Task brief
Extract the full set of records that follows, word for word.

[start]

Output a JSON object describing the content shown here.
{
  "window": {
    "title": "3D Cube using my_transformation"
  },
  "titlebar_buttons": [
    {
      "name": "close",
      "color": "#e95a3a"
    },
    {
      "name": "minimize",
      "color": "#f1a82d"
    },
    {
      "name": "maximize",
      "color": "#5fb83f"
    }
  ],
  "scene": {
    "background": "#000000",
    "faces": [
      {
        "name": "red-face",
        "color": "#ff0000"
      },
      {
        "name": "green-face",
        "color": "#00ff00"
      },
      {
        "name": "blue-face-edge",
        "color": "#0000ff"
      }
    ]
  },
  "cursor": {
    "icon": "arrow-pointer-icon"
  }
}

[end]

Answer to this exercise
Output a JSON object describing the content shown here.
{
  "window": {
    "title": "3D Cube using my_transformation"
  },
  "titlebar_buttons": [
    {
      "name": "close",
      "color": "#e95a3a"
    },
    {
      "name": "minimize",
      "color": "#f1a82d"
    },
    {
      "name": "maximize",
      "color": "#5fb83f"
    }
  ],
  "scene": {
    "background": "#000000",
    "faces": [
      {
        "name": "red-face",
        "color": "#ff0000"
      },
      {
        "name": "green-face",
        "color": "#00ff00"
      },
      {
        "name": "blue-face-edge",
        "color": "#0000ff"
      }
    ]
  },
  "cursor": {
    "icon": "arrow-pointer-icon"
  }
}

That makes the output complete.